## Entries provided:
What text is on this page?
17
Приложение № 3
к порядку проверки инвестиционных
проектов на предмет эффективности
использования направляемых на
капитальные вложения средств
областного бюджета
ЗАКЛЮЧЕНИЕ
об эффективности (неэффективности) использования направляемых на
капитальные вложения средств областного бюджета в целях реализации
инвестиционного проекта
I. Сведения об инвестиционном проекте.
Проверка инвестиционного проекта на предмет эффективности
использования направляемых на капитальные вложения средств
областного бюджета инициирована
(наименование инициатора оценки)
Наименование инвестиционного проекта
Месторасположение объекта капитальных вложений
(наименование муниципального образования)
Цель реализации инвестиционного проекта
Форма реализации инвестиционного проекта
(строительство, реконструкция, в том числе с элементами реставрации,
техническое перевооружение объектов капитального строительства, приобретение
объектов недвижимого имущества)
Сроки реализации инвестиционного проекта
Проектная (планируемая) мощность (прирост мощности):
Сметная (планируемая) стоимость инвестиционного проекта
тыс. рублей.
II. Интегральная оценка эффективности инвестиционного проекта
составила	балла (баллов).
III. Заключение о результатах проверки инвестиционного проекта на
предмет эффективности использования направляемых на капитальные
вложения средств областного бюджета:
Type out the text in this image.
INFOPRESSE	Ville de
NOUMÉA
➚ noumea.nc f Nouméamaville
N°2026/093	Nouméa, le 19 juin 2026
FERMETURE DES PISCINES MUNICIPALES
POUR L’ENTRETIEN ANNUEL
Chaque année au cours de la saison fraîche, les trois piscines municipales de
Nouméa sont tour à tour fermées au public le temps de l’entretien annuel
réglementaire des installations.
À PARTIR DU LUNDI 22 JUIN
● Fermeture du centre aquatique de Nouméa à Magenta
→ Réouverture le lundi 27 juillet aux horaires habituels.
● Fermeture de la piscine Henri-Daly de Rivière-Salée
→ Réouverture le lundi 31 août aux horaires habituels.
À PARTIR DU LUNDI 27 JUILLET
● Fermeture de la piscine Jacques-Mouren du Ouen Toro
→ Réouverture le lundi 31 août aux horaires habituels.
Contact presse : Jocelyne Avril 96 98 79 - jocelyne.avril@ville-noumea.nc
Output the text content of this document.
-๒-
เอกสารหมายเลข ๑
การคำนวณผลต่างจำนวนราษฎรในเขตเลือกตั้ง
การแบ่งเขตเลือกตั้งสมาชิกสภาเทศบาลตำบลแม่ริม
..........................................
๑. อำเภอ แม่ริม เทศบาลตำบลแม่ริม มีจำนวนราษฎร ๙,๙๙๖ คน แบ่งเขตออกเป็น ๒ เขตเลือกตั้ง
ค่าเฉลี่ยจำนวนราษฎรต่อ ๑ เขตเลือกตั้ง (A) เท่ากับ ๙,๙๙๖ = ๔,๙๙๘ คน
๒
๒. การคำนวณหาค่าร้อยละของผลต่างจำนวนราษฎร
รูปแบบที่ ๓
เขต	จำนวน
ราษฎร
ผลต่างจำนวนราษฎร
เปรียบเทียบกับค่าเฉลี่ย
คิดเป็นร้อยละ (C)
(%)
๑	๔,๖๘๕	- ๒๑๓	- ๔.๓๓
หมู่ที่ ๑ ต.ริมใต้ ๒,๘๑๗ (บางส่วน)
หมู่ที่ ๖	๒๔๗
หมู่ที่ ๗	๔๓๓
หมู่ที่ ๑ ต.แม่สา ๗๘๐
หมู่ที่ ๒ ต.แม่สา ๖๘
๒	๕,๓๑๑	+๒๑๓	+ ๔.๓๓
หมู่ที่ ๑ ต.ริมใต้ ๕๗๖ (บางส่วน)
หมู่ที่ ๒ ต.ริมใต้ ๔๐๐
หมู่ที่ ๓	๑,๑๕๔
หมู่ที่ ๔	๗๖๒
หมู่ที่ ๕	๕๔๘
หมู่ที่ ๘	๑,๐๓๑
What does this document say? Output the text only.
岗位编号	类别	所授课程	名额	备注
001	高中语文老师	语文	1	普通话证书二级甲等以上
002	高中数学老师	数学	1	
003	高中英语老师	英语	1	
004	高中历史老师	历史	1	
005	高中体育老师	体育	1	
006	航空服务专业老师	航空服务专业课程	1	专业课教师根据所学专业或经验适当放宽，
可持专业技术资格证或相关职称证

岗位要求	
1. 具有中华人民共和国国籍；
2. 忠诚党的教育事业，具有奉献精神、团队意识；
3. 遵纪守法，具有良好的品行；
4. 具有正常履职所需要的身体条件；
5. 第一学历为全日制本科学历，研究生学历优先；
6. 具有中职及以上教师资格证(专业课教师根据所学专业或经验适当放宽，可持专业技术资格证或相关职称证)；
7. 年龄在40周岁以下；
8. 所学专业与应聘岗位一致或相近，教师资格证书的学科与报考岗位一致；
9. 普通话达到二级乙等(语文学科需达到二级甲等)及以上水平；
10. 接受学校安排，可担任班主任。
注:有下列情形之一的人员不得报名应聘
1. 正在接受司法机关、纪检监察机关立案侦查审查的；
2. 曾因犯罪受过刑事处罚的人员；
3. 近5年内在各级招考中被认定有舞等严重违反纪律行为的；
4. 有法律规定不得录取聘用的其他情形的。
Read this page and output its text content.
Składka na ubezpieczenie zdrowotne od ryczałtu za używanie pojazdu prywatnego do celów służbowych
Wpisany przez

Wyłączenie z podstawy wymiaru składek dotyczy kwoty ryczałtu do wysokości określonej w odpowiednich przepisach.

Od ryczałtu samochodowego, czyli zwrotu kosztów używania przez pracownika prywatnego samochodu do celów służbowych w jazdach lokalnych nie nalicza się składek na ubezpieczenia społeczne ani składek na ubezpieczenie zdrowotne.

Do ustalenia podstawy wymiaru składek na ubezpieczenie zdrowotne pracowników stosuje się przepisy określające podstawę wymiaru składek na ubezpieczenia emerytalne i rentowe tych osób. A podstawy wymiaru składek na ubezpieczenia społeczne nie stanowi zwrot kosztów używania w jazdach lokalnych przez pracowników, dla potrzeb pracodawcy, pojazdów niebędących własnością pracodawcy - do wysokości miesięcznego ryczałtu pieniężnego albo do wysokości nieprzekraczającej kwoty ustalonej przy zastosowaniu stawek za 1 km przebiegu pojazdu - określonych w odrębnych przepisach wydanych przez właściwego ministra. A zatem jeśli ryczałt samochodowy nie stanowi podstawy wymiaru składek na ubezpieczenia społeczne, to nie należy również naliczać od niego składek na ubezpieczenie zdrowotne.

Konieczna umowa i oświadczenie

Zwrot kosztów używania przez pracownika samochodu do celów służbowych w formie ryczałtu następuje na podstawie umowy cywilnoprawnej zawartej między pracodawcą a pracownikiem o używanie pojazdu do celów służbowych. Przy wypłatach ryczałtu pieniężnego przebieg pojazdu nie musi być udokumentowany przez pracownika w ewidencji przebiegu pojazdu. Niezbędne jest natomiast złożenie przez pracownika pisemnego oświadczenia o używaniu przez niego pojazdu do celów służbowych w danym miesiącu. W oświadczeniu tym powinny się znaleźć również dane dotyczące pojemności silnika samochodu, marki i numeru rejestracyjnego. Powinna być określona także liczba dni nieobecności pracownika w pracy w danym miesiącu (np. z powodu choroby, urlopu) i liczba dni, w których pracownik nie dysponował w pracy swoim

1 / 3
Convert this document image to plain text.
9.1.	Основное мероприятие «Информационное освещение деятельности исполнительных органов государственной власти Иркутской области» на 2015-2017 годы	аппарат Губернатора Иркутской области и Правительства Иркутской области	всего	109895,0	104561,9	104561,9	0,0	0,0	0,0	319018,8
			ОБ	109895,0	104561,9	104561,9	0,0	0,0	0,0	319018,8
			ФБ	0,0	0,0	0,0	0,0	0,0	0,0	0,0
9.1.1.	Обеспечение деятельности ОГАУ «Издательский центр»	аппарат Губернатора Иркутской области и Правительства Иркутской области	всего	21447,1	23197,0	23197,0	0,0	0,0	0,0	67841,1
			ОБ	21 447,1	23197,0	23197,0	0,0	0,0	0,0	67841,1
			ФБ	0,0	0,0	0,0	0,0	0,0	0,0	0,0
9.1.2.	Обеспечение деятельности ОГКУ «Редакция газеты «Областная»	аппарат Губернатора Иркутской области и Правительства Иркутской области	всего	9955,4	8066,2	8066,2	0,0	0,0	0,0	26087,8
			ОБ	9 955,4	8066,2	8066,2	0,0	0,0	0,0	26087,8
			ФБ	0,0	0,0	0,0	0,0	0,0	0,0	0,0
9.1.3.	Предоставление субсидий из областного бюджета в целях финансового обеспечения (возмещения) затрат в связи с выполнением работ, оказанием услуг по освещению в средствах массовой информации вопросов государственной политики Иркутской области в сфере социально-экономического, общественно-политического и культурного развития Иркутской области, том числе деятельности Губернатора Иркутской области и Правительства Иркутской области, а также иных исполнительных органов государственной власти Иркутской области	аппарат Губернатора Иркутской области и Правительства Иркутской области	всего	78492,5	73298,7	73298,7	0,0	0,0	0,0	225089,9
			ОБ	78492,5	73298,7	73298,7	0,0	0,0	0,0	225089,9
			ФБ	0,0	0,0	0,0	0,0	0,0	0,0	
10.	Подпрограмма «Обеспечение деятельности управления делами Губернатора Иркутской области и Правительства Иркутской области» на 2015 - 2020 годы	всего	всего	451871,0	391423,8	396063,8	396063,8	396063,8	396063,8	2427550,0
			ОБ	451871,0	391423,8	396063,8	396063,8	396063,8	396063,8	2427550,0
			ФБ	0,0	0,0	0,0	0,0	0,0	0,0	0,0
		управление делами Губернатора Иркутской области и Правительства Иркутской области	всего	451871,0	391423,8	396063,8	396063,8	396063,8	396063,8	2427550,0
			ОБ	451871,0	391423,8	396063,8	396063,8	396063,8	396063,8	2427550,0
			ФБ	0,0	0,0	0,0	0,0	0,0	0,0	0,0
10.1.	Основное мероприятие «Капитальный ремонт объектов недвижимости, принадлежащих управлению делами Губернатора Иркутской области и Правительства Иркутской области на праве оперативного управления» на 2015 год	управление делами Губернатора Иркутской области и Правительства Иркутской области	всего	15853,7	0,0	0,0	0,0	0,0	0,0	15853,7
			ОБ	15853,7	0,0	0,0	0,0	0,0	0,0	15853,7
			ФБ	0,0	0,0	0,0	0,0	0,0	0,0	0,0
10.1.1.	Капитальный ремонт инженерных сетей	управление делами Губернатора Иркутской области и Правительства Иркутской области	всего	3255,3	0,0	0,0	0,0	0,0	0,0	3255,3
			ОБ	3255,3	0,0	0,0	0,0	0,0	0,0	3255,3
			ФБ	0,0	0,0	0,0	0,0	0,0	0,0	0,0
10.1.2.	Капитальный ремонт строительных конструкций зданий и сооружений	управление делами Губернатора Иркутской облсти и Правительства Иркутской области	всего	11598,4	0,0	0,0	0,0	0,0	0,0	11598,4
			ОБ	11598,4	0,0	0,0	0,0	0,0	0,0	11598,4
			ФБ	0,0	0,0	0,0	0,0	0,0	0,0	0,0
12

## Task goal:
Return from the data every line that holds "What".

## Written solution:
What text is on this page?
What does this document say? Output the text only.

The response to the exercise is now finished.